* Source text
* START *

# Visa questions - moving to Portugal for a Year



## mark1138 (Mar 19, 2011)

My wife and I will be relocating to Portugal for a year in June. We will both retain our jobs in the US, working remotely from Lisbon.

I've contacted the Portuguese embassy in the US. The Residency visa requirements are a bit confusing and daunting - from "A REFERENCE IN PORTUGAL, PREFERABLY THOSE WHO WOULD STAND AS GURANTORS", to proof of income and that the income is transferable to Portugal, to having a bank account in a Portuguese bank, etc. etc.

Which brings me to my question. Would it be easier to get obtain a Schengen Visa and pursue a Residency Visa in Portugal? Would I need show a return airline ticket to obtain a Schengen Visa? Can I renew the Schengen Visa once? Twice? We will be leaving Portugal for a month in November/December and returning.

Any advice or experiences would be appreciated.

Anybody know the Portuguese tax ramifications for this type of working arrangement?

Thanks!
Mark


----------



## canoeman (Mar 3, 2011)

Schengen Visa only valid for total of 90 days in any 6 months to travel, stay in one or all of the SV countries.

* END *

(Labeled region entries)
* START *

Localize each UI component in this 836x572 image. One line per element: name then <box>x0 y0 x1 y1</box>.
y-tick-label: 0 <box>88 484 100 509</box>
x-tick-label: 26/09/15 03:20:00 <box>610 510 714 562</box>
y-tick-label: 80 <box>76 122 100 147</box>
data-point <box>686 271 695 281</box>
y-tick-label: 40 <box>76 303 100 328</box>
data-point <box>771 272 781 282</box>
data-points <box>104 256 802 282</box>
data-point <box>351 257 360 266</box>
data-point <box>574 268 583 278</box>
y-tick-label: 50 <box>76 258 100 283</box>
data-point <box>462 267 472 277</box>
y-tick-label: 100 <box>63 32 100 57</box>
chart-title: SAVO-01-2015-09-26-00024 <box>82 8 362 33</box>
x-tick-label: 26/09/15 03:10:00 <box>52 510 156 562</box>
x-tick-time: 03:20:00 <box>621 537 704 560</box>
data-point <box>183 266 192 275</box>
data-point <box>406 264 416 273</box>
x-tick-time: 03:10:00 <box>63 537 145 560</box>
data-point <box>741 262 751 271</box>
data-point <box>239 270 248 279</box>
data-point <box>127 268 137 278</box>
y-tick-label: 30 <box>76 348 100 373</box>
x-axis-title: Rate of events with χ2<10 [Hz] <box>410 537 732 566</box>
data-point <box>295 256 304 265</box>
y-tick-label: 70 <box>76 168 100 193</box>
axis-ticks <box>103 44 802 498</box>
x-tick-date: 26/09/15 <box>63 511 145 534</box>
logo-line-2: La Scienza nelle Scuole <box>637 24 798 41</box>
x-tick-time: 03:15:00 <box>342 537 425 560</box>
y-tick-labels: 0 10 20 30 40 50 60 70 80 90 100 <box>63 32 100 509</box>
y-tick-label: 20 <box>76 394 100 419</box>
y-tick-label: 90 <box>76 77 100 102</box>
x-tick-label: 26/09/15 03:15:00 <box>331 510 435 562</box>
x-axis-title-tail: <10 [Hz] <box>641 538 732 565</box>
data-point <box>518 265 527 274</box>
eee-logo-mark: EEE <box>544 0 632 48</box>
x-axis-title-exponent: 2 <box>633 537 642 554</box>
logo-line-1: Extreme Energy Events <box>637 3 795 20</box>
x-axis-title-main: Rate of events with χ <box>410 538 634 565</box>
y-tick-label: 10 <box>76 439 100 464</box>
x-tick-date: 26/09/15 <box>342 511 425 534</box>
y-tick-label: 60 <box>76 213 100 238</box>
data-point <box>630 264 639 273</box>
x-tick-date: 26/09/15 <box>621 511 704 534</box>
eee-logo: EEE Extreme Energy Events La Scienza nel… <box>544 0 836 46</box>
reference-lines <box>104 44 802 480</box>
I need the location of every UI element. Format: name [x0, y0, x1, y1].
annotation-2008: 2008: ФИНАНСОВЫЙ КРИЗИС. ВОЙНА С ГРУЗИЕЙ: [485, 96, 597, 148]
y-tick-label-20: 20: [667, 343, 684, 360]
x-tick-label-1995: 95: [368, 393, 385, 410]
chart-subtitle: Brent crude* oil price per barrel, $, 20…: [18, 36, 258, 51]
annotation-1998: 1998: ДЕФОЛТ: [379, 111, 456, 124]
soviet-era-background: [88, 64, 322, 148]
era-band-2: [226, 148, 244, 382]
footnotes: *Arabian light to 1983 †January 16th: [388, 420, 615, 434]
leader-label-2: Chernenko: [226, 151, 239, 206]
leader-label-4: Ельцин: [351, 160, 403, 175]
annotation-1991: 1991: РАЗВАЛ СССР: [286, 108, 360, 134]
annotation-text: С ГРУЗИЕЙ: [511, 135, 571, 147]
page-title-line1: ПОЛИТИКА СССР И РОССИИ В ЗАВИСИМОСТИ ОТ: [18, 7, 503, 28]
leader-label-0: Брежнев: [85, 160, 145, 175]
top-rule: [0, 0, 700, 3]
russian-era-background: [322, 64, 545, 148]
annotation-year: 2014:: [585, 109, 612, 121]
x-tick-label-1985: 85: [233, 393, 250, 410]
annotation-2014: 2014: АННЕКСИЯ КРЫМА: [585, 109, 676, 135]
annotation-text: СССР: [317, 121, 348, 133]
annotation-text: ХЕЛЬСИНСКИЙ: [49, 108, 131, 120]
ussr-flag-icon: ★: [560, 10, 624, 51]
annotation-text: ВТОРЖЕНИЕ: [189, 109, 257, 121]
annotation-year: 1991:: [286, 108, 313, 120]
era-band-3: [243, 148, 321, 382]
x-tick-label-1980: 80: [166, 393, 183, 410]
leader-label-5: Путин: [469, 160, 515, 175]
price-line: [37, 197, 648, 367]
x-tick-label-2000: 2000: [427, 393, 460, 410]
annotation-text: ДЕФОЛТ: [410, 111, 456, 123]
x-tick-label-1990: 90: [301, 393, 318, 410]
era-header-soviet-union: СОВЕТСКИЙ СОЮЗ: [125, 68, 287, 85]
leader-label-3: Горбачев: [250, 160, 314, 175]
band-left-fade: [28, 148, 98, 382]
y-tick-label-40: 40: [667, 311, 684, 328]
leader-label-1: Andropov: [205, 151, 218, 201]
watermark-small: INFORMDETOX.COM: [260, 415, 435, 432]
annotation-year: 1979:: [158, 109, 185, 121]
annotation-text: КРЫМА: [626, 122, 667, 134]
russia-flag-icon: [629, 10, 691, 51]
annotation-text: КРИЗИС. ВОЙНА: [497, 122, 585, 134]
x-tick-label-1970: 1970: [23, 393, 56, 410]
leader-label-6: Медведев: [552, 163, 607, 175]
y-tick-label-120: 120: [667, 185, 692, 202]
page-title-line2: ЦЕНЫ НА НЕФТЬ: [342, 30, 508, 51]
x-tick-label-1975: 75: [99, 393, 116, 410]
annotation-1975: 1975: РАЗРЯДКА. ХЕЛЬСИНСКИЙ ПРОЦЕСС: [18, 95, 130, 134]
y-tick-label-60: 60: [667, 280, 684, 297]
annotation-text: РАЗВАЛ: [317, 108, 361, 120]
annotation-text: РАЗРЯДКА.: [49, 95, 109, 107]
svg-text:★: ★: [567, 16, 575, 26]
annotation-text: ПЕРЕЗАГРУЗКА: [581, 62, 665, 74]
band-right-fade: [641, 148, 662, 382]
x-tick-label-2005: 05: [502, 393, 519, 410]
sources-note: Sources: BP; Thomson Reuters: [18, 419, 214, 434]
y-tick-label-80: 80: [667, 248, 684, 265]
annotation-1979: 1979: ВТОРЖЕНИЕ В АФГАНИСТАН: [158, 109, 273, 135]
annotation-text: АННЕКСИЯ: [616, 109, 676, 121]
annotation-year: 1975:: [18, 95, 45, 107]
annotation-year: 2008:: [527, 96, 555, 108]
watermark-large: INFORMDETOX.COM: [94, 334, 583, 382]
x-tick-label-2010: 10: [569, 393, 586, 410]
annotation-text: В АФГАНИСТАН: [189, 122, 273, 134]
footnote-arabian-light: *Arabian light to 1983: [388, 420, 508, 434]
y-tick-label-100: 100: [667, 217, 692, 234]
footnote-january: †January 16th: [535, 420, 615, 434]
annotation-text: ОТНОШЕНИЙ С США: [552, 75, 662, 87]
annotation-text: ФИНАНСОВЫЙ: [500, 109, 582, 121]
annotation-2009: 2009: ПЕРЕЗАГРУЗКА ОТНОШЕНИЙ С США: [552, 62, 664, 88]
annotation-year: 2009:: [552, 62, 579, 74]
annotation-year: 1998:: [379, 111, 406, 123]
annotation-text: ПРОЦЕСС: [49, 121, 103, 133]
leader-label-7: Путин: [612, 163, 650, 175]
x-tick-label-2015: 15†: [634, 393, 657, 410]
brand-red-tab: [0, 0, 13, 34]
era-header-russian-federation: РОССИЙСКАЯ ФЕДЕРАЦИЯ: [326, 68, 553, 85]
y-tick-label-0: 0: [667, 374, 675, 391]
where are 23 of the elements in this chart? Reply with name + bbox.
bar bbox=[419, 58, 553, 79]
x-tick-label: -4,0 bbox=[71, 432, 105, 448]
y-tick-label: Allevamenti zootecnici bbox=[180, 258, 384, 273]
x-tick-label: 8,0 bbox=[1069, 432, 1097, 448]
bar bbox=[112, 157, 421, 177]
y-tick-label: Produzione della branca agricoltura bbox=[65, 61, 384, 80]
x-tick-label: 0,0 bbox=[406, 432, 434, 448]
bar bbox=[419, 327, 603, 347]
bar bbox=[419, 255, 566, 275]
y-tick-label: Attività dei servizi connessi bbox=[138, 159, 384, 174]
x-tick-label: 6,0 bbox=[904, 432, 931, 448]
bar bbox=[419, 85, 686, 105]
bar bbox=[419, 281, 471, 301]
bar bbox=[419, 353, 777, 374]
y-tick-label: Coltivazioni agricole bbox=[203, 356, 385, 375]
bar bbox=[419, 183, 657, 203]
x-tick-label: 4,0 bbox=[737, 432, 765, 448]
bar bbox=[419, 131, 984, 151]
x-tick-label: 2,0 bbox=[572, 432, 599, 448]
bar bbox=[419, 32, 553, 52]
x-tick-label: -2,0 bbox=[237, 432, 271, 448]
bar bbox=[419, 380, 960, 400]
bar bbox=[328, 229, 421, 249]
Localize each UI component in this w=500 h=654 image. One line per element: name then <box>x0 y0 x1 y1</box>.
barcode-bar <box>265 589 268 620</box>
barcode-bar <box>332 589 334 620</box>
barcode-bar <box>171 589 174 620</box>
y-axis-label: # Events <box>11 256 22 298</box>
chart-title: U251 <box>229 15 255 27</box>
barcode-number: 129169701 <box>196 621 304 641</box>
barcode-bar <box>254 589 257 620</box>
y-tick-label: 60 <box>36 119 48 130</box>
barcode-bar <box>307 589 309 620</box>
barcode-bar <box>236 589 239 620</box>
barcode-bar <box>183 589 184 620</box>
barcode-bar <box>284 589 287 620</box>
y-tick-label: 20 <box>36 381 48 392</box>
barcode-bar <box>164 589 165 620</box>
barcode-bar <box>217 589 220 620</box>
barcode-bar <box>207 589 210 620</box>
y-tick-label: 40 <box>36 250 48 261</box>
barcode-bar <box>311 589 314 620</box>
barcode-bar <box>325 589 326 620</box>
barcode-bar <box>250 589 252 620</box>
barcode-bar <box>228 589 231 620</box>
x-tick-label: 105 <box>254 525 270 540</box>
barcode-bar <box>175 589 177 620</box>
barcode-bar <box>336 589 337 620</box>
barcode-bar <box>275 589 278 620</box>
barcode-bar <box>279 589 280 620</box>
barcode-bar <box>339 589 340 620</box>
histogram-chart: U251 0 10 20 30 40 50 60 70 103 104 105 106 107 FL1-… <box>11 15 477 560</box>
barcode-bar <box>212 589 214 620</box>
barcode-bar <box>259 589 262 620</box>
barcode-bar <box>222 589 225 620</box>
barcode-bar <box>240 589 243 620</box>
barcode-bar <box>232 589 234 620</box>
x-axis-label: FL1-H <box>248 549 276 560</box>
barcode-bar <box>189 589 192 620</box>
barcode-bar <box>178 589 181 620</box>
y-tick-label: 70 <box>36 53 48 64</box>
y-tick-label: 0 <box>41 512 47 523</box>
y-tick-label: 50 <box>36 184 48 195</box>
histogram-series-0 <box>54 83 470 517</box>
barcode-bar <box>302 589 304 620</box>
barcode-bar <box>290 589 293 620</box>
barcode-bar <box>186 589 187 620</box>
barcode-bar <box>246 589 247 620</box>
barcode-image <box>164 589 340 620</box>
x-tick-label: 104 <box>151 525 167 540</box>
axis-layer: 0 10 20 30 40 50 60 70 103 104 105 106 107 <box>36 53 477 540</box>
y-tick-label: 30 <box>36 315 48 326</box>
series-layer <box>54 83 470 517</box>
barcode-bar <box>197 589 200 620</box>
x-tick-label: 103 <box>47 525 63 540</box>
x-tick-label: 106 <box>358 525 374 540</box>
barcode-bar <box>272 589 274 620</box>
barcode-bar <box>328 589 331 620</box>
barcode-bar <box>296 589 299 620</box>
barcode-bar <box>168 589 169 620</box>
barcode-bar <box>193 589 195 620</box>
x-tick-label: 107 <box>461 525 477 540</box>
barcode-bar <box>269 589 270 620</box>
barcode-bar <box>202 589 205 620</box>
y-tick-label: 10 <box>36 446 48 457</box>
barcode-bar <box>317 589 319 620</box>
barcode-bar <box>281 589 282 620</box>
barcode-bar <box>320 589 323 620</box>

* END *

* Required actions
A) In the listing, starting with its first line and going on through the line with "data-points <box>104 256 802 282</box>", swap "y-tick-label" for "y-axis-label" and leave everything else as it is.
B) Please extend the forum thread about visas for a year in Portugal, picking up right after its last post.
The text and the listing come from unrelated sources.

* Results of the exercise
A)
Localize each UI component in this 836x572 image. One line per element: name then <box>x0 y0 x1 y1</box>.
y-axis-label: 0 <box>88 484 100 509</box>
x-tick-label: 26/09/15 03:20:00 <box>610 510 714 562</box>
y-axis-label: 80 <box>76 122 100 147</box>
data-point <box>686 271 695 281</box>
y-axis-label: 40 <box>76 303 100 328</box>
data-point <box>771 272 781 282</box>
data-points <box>104 256 802 282</box>

B)
Think you would find it easier to get the correct visa from Portuguese Embassy, whilst your in USA and having everything to hand, that might be asked for.


----------



## Sonho (Jan 1, 2008)

It is easier to get the visa from the US. Perhaps the easiest way is to get a study visa and say that you are going to learn the language. You can sign up for a course and they will give you a letter that meets the needs for a study visa. Then, you will also need income guarantee or proof of living expenses and proof of health insurance. You may also need prove of lodging (ie a rental contract). This is what I did. Once I was there, I renewed the same way.

Do you have Portuguese heritage? If so, slip that in at some point. It might help.


----------



## mark1138 (Mar 19, 2011)

Sonho said:


> It is easier to get the visa from the US. Perhaps the easiest way is to get a study visa and say that you are going to learn the language. You can sign up for a course and they will give you a letter that meets the needs for a study visa. Then, you will also need income guarantee or proof of living expenses and proof of health insurance. You may also need prove of lodging (ie a rental contract). This is what I did. Once I was there, I renewed the same way.
> 
> Do you have Portuguese heritage? If so, slip that in at some point. It might help.


Thanks for your reply. The study visa is an interesting approach.


----------



## lfalin (Jun 28, 2011)

We're in a similar situation (want to live in Portugal while retaining US job) and I was just curious how you went about it.


----------



## Dr Bear (Jun 29, 2011)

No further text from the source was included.